TASK OBJECTIVE: Omit images. Retype all entries verbatim.

· · · ·

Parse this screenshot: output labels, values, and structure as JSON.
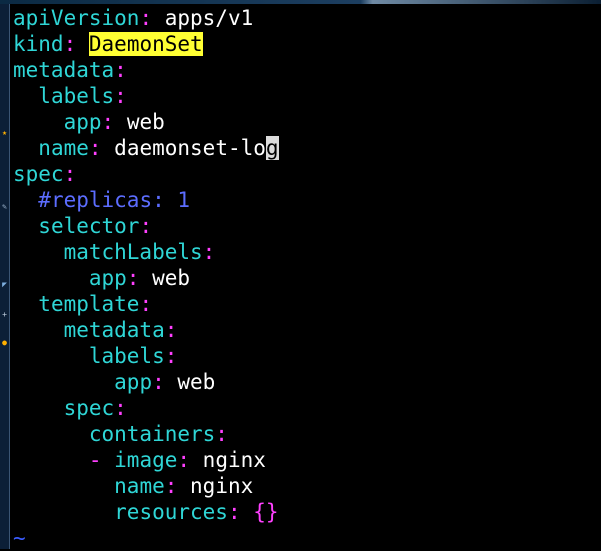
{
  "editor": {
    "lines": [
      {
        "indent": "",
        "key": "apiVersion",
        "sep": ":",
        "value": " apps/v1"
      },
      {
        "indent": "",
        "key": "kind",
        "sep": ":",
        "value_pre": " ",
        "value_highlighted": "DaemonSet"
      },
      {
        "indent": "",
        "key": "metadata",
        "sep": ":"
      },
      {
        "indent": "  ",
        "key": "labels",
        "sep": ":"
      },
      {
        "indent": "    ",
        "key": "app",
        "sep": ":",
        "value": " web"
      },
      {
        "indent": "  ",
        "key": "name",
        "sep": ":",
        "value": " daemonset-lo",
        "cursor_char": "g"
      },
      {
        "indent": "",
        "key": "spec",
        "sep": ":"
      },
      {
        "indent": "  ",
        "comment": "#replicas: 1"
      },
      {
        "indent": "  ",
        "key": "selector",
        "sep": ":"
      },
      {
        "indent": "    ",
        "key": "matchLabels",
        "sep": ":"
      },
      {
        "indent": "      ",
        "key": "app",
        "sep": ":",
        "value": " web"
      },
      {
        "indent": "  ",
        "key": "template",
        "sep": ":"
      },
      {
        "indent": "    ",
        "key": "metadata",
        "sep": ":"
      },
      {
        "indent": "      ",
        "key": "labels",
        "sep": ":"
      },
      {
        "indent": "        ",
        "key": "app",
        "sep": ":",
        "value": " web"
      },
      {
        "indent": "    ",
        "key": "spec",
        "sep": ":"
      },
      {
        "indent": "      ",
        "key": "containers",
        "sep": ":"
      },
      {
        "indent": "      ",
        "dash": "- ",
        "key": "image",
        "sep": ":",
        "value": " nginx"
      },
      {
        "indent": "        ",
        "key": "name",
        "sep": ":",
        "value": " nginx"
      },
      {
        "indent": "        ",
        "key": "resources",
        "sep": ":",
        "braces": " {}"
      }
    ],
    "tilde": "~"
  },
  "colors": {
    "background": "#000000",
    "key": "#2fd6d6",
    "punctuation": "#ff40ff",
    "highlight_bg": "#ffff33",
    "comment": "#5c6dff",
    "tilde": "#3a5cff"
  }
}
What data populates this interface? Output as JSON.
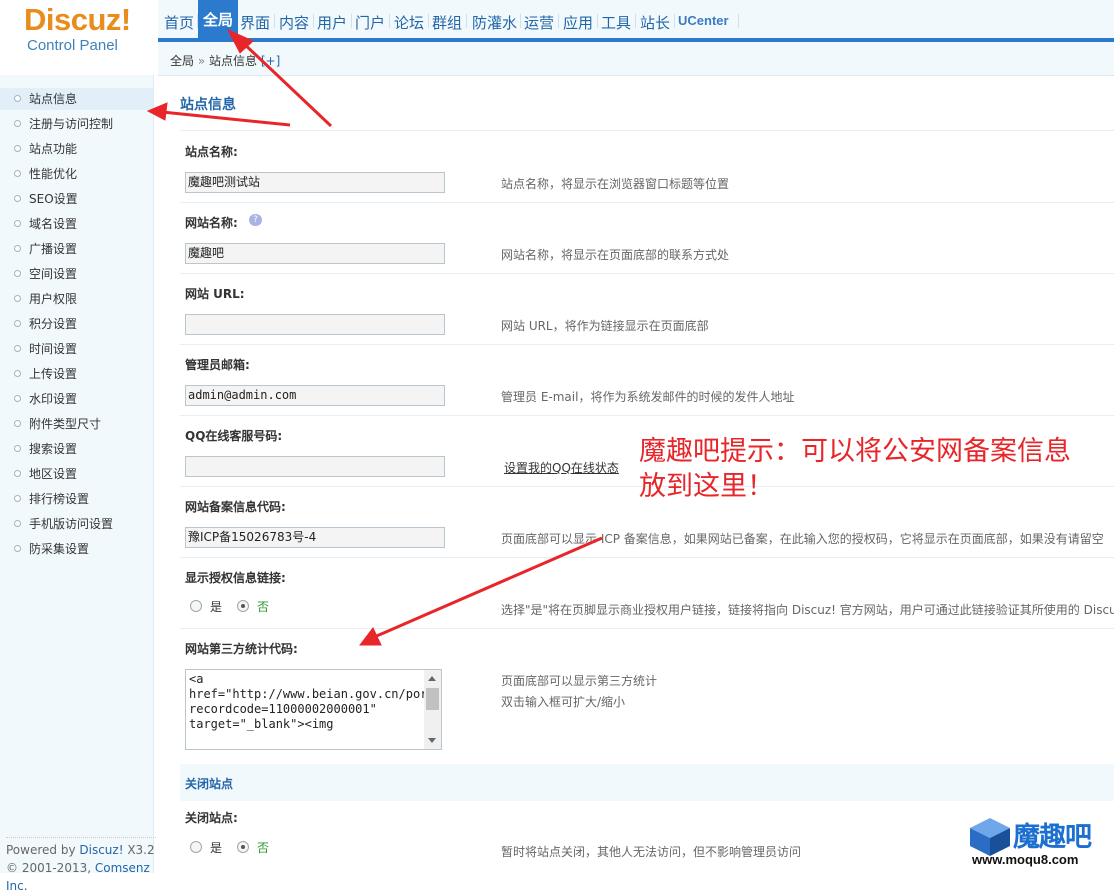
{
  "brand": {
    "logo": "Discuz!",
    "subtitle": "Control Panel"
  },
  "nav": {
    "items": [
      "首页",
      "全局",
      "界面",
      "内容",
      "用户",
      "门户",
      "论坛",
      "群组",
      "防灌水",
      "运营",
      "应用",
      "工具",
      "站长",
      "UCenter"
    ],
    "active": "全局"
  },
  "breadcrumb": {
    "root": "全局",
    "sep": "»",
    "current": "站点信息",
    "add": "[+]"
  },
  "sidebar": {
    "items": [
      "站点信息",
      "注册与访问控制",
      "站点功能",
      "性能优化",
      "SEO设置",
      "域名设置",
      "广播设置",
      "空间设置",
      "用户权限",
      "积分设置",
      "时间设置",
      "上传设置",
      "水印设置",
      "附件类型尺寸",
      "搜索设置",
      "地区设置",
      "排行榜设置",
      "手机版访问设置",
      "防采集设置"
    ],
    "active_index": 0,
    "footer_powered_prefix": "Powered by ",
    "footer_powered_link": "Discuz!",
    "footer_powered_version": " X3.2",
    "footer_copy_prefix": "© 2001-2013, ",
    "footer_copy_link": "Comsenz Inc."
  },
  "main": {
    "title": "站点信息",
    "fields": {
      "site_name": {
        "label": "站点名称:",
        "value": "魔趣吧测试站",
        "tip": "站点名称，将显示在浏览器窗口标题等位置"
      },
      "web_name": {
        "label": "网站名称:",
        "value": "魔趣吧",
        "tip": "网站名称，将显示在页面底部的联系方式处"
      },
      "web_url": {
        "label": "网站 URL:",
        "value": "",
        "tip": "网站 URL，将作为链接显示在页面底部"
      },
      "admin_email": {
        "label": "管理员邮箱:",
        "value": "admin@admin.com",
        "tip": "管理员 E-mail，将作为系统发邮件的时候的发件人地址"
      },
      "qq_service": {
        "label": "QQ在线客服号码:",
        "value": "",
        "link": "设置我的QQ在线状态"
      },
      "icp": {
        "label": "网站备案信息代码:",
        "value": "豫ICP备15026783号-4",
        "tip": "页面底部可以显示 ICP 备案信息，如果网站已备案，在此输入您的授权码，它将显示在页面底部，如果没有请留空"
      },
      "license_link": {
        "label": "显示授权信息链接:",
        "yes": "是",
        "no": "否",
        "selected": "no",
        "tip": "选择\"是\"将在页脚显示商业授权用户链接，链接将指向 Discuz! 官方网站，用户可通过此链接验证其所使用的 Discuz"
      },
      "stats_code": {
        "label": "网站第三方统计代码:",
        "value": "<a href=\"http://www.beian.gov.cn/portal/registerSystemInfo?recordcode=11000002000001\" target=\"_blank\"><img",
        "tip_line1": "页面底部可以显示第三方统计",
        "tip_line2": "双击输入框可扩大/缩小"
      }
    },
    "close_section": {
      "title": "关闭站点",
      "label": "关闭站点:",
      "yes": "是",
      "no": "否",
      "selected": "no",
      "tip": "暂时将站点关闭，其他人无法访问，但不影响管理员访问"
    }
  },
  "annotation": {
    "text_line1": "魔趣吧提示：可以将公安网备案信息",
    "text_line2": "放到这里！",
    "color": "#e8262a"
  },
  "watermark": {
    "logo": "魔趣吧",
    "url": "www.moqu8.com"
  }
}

· · · ·

THE REPLY:
Parse this screenshot: output labels, values, and structure as JSON.
{
  "editor": {
    "lines": [
      {
        "indent": "",
        "key": "apiVersion",
        "sep": ":",
        "value": " apps/v1"
      },
      {
        "indent": "",
        "key": "kind",
        "sep": ":",
        "value_pre": " ",
        "value_highlighted": "DaemonSet"
      },
      {
        "indent": "",
        "key": "metadata",
        "sep": ":"
      },
      {
        "indent": "  ",
        "key": "labels",
        "sep": ":"
      },
      {
        "indent": "    ",
        "key": "app",
        "sep": ":",
        "value": " web"
      },
      {
        "indent": "  ",
        "key": "name",
        "sep": ":",
        "value": " daemonset-lo",
        "cursor_char": "g"
      },
      {
        "indent": "",
        "key": "spec",
        "sep": ":"
      },
      {
        "indent": "  ",
        "comment": "#replicas: 1"
      },
      {
        "indent": "  ",
        "key": "selector",
        "sep": ":"
      },
      {
        "indent": "    ",
        "key": "matchLabels",
        "sep": ":"
      },
      {
        "indent": "      ",
        "key": "app",
        "sep": ":",
        "value": " web"
      },
      {
        "indent": "  ",
        "key": "template",
        "sep": ":"
      },
      {
        "indent": "    ",
        "key": "metadata",
        "sep": ":"
      },
      {
        "indent": "      ",
        "key": "labels",
        "sep": ":"
      },
      {
        "indent": "        ",
        "key": "app",
        "sep": ":",
        "value": " web"
      },
      {
        "indent": "    ",
        "key": "spec",
        "sep": ":"
      },
      {
        "indent": "      ",
        "key": "containers",
        "sep": ":"
      },
      {
        "indent": "      ",
        "dash": "- ",
        "key": "image",
        "sep": ":",
        "value": " nginx"
      },
      {
        "indent": "        ",
        "key": "name",
        "sep": ":",
        "value": " nginx"
      },
      {
        "indent": "        ",
        "key": "resources",
        "sep": ":",
        "braces": " {}"
      }
    ],
    "tilde": "~"
  },
  "colors": {
    "background": "#000000",
    "key": "#2fd6d6",
    "punctuation": "#ff40ff",
    "highlight_bg": "#ffff33",
    "comment": "#5c6dff",
    "tilde": "#3a5cff"
  }
}
What data populates this interface? Output as JSON.
{
  "brand": {
    "logo": "Discuz!",
    "subtitle": "Control Panel"
  },
  "nav": {
    "items": [
      "首页",
      "全局",
      "界面",
      "内容",
      "用户",
      "门户",
      "论坛",
      "群组",
      "防灌水",
      "运营",
      "应用",
      "工具",
      "站长",
      "UCenter"
    ],
    "active": "全局"
  },
  "breadcrumb": {
    "root": "全局",
    "sep": "»",
    "current": "站点信息",
    "add": "[+]"
  },
  "sidebar": {
    "items": [
      "站点信息",
      "注册与访问控制",
      "站点功能",
      "性能优化",
      "SEO设置",
      "域名设置",
      "广播设置",
      "空间设置",
      "用户权限",
      "积分设置",
      "时间设置",
      "上传设置",
      "水印设置",
      "附件类型尺寸",
      "搜索设置",
      "地区设置",
      "排行榜设置",
      "手机版访问设置",
      "防采集设置"
    ],
    "active_index": 0,
    "footer_powered_prefix": "Powered by ",
    "footer_powered_link": "Discuz!",
    "footer_powered_version": " X3.2",
    "footer_copy_prefix": "© 2001-2013, ",
    "footer_copy_link": "Comsenz Inc."
  },
  "main": {
    "title": "站点信息",
    "fields": {
      "site_name": {
        "label": "站点名称:",
        "value": "魔趣吧测试站",
        "tip": "站点名称，将显示在浏览器窗口标题等位置"
      },
      "web_name": {
        "label": "网站名称:",
        "value": "魔趣吧",
        "tip": "网站名称，将显示在页面底部的联系方式处"
      },
      "web_url": {
        "label": "网站 URL:",
        "value": "",
        "tip": "网站 URL，将作为链接显示在页面底部"
      },
      "admin_email": {
        "label": "管理员邮箱:",
        "value": "admin@admin.com",
        "tip": "管理员 E-mail，将作为系统发邮件的时候的发件人地址"
      },
      "qq_service": {
        "label": "QQ在线客服号码:",
        "value": "",
        "link": "设置我的QQ在线状态"
      },
      "icp": {
        "label": "网站备案信息代码:",
        "value": "豫ICP备15026783号-4",
        "tip": "页面底部可以显示 ICP 备案信息，如果网站已备案，在此输入您的授权码，它将显示在页面底部，如果没有请留空"
      },
      "license_link": {
        "label": "显示授权信息链接:",
        "yes": "是",
        "no": "否",
        "selected": "no",
        "tip": "选择\"是\"将在页脚显示商业授权用户链接，链接将指向 Discuz! 官方网站，用户可通过此链接验证其所使用的 Discuz"
      },
      "stats_code": {
        "label": "网站第三方统计代码:",
        "value": "<a href=\"http://www.beian.gov.cn/portal/registerSystemInfo?recordcode=11000002000001\" target=\"_blank\"><img",
        "tip_line1": "页面底部可以显示第三方统计",
        "tip_line2": "双击输入框可扩大/缩小"
      }
    },
    "close_section": {
      "title": "关闭站点",
      "label": "关闭站点:",
      "yes": "是",
      "no": "否",
      "selected": "no",
      "tip": "暂时将站点关闭，其他人无法访问，但不影响管理员访问"
    }
  },
  "annotation": {
    "text_line1": "魔趣吧提示：可以将公安网备案信息",
    "text_line2": "放到这里！",
    "color": "#e8262a"
  },
  "watermark": {
    "logo": "魔趣吧",
    "url": "www.moqu8.com"
  }
}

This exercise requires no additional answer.